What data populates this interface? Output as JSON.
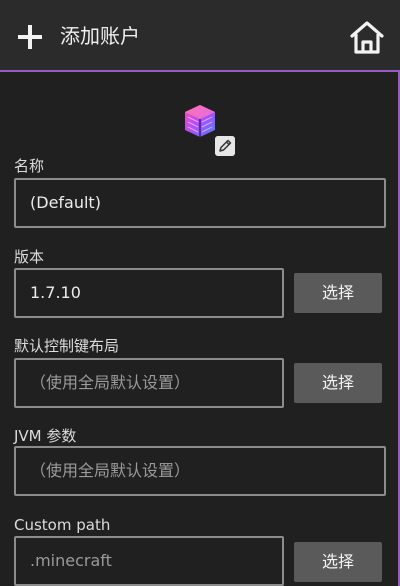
{
  "toolbar": {
    "title": "添加账户"
  },
  "form": {
    "name": {
      "label": "名称",
      "value": "(Default)"
    },
    "version": {
      "label": "版本",
      "value": "1.7.10",
      "button": "选择"
    },
    "control_layout": {
      "label": "默认控制键布局",
      "placeholder": "（使用全局默认设置）",
      "button": "选择"
    },
    "jvm_args": {
      "label": "JVM 参数",
      "placeholder": "（使用全局默认设置）"
    },
    "custom_path": {
      "label": "Custom path",
      "placeholder": ".minecraft",
      "button": "选择"
    }
  },
  "colors": {
    "accent": "#9b59c7",
    "background": "#202020",
    "toolbar": "#2b2b2b",
    "button": "#5a5a5a"
  },
  "icons": {
    "add": "plus-icon",
    "home": "home-icon",
    "profile": "cube-icon",
    "edit": "pencil-icon"
  }
}
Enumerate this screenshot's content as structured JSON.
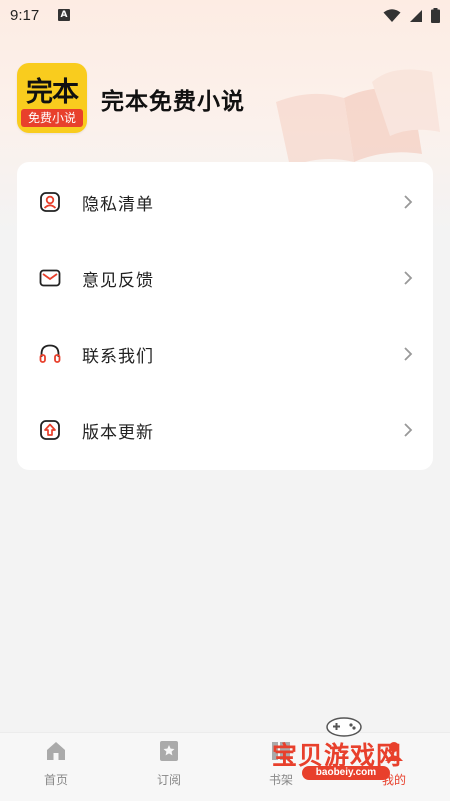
{
  "status_bar": {
    "time": "9:17",
    "notification_glyph": "A"
  },
  "app": {
    "logo_main_text": "完本",
    "logo_band_text": "免费小说",
    "name": "完本免费小说"
  },
  "menu": [
    {
      "label": "隐私清单",
      "icon": "privacy-icon"
    },
    {
      "label": "意见反馈",
      "icon": "mail-icon"
    },
    {
      "label": "联系我们",
      "icon": "headset-icon"
    },
    {
      "label": "版本更新",
      "icon": "update-icon"
    }
  ],
  "bottom_nav": [
    {
      "label": "首页",
      "icon": "home-icon"
    },
    {
      "label": "订阅",
      "icon": "bookmark-star-icon"
    },
    {
      "label": "书架",
      "icon": "bookshelf-icon"
    },
    {
      "label": "我的",
      "icon": "profile-icon"
    }
  ],
  "watermark": {
    "text": "宝贝游戏网",
    "url": "baobeiy.com"
  },
  "colors": {
    "accent": "#e8402c",
    "logo_yellow": "#f9cc1e",
    "background": "#f3f3f3"
  }
}
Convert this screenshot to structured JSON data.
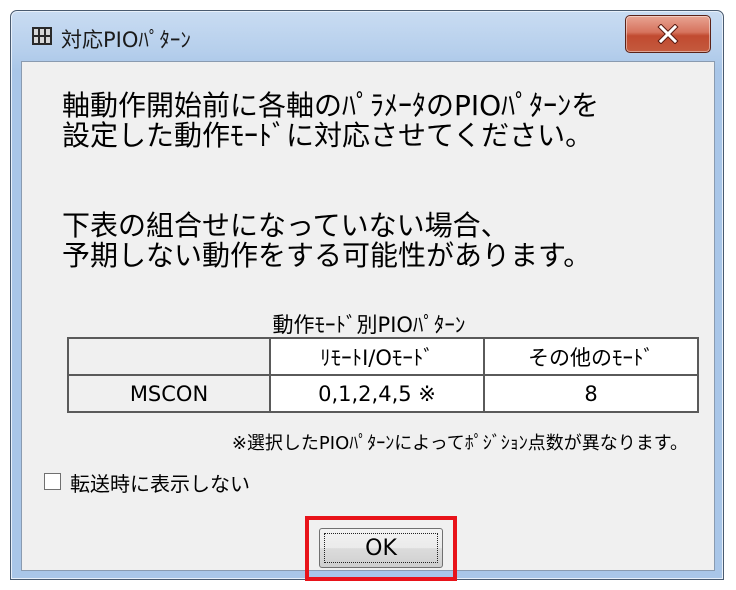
{
  "window": {
    "title": "対応PIOﾊﾟﾀｰﾝ",
    "close_glyph": "✕"
  },
  "message": {
    "line1": "軸動作開始前に各軸のﾊﾟﾗﾒｰﾀのPIOﾊﾟﾀｰﾝを",
    "line2": "設定した動作ﾓｰﾄﾞに対応させてください。",
    "line3": "下表の組合せになっていない場合、",
    "line4": "予期しない動作をする可能性があります。"
  },
  "table": {
    "caption": "動作ﾓｰﾄﾞ別PIOﾊﾟﾀｰﾝ",
    "headers": [
      "",
      "ﾘﾓｰﾄI/Oﾓｰﾄﾞ",
      "その他のﾓｰﾄﾞ"
    ],
    "rows": [
      {
        "name": "MSCON",
        "remote_io": "0,1,2,4,5 ※",
        "other": "8"
      }
    ]
  },
  "note": "※選択したPIOﾊﾟﾀｰﾝによってﾎﾟｼﾞｼｮﾝ点数が異なります。",
  "checkbox": {
    "label": "転送時に表示しない",
    "checked": false
  },
  "ok_button": {
    "label": "OK"
  },
  "colors": {
    "highlight": "#e8131a",
    "close_button": "#c14a30"
  },
  "icons": [
    "app-icon",
    "close-icon"
  ]
}
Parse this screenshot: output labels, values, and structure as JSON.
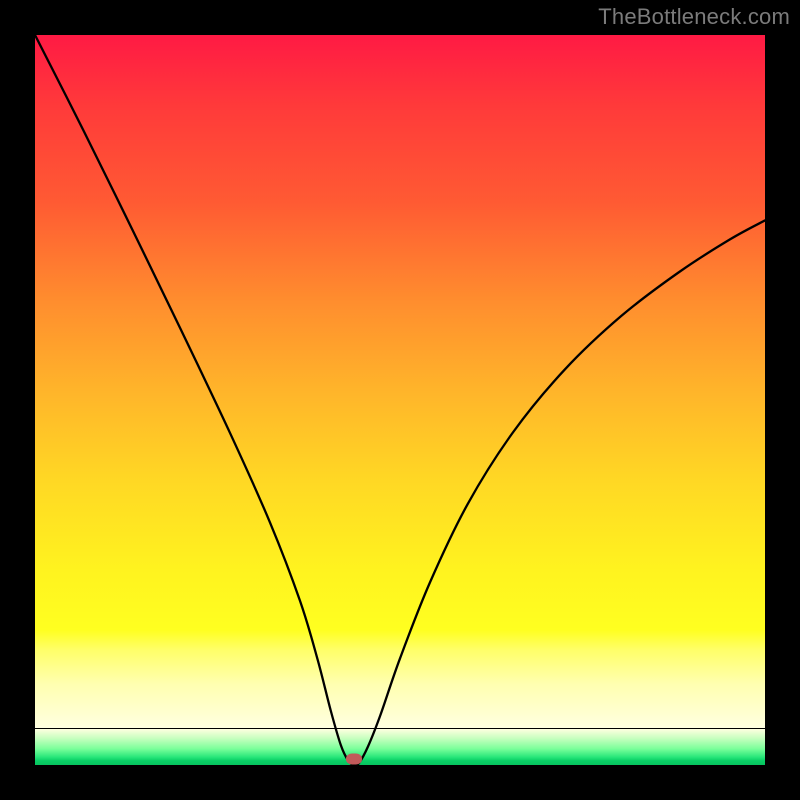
{
  "watermark": "TheBottleneck.com",
  "chart_data": {
    "type": "line",
    "title": "",
    "xlabel": "",
    "ylabel": "",
    "xlim": [
      0,
      100
    ],
    "ylim": [
      0,
      100
    ],
    "background_gradient": {
      "stops": [
        {
          "pos": 0.0,
          "color": "#ff1a44"
        },
        {
          "pos": 0.25,
          "color": "#ff6a30"
        },
        {
          "pos": 0.5,
          "color": "#ffb52a"
        },
        {
          "pos": 0.7,
          "color": "#fff31f"
        },
        {
          "pos": 0.815,
          "color": "#ffff20"
        },
        {
          "pos": 0.94,
          "color": "#ffffe0"
        },
        {
          "pos": 0.965,
          "color": "#7aff9a"
        },
        {
          "pos": 1.0,
          "color": "#07c25f"
        }
      ]
    },
    "series": [
      {
        "name": "bottleneck-curve",
        "stroke": "#000000",
        "stroke_width": 2.3,
        "path_xy": [
          [
            0.0,
            100.0
          ],
          [
            6.7,
            86.8
          ],
          [
            13.4,
            73.2
          ],
          [
            20.0,
            59.6
          ],
          [
            26.8,
            45.3
          ],
          [
            32.2,
            33.2
          ],
          [
            36.3,
            22.5
          ],
          [
            38.7,
            14.5
          ],
          [
            40.5,
            7.5
          ],
          [
            41.9,
            2.7
          ],
          [
            42.9,
            0.6
          ],
          [
            43.7,
            0.0
          ],
          [
            44.4,
            0.3
          ],
          [
            45.6,
            2.5
          ],
          [
            47.3,
            6.8
          ],
          [
            50.0,
            14.6
          ],
          [
            54.1,
            25.0
          ],
          [
            59.3,
            35.8
          ],
          [
            65.5,
            45.6
          ],
          [
            72.6,
            54.2
          ],
          [
            80.3,
            61.5
          ],
          [
            88.2,
            67.5
          ],
          [
            95.2,
            72.0
          ],
          [
            100.0,
            74.6
          ]
        ]
      }
    ],
    "marker": {
      "x": 43.7,
      "y": 0.8,
      "color": "#c15a5a"
    }
  }
}
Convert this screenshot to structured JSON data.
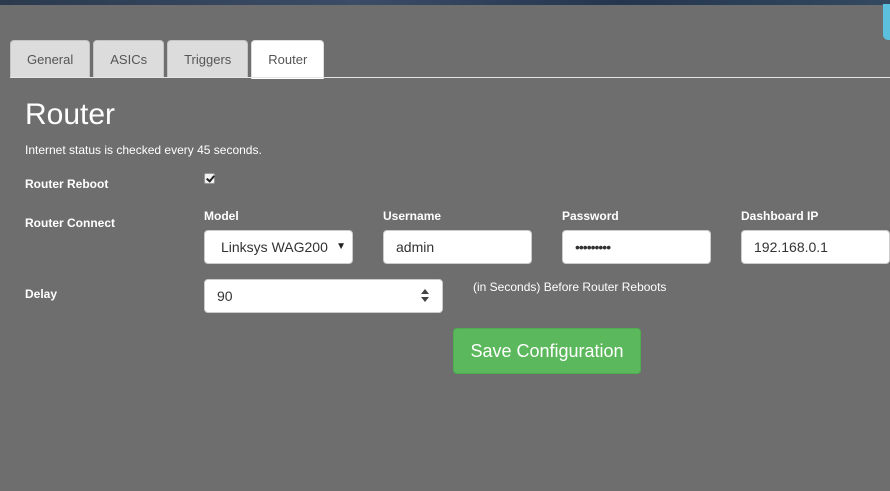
{
  "colors": {
    "background": "#6e6e6e",
    "accent_green": "#5cb85c",
    "tab_active": "#ffffff",
    "tab_inactive": "#dcdcdc"
  },
  "tabs": [
    {
      "label": "General",
      "active": false
    },
    {
      "label": "ASICs",
      "active": false
    },
    {
      "label": "Triggers",
      "active": false
    },
    {
      "label": "Router",
      "active": true
    }
  ],
  "page": {
    "title": "Router",
    "subtitle": "Internet status is checked every 45 seconds."
  },
  "router_reboot": {
    "label": "Router Reboot",
    "checked": true,
    "icon": "checkbox-checked"
  },
  "router_connect": {
    "label": "Router Connect",
    "model": {
      "label": "Model",
      "value": "Linksys WAG200",
      "icon": "caret-down"
    },
    "username": {
      "label": "Username",
      "value": "admin"
    },
    "password": {
      "label": "Password",
      "value": "•••••••••"
    },
    "dashboard_ip": {
      "label": "Dashboard IP",
      "value": "192.168.0.1"
    }
  },
  "delay": {
    "label": "Delay",
    "value": "90",
    "hint": "(in Seconds) Before Router Reboots",
    "icon": "spinner-arrows"
  },
  "save_button": {
    "label": "Save Configuration"
  }
}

- _Task goal_: Only lines with the word "profile" should be collected from the material.

- _The reply_:
    "profile": "cube-icon",
      "icon": "profile-icon"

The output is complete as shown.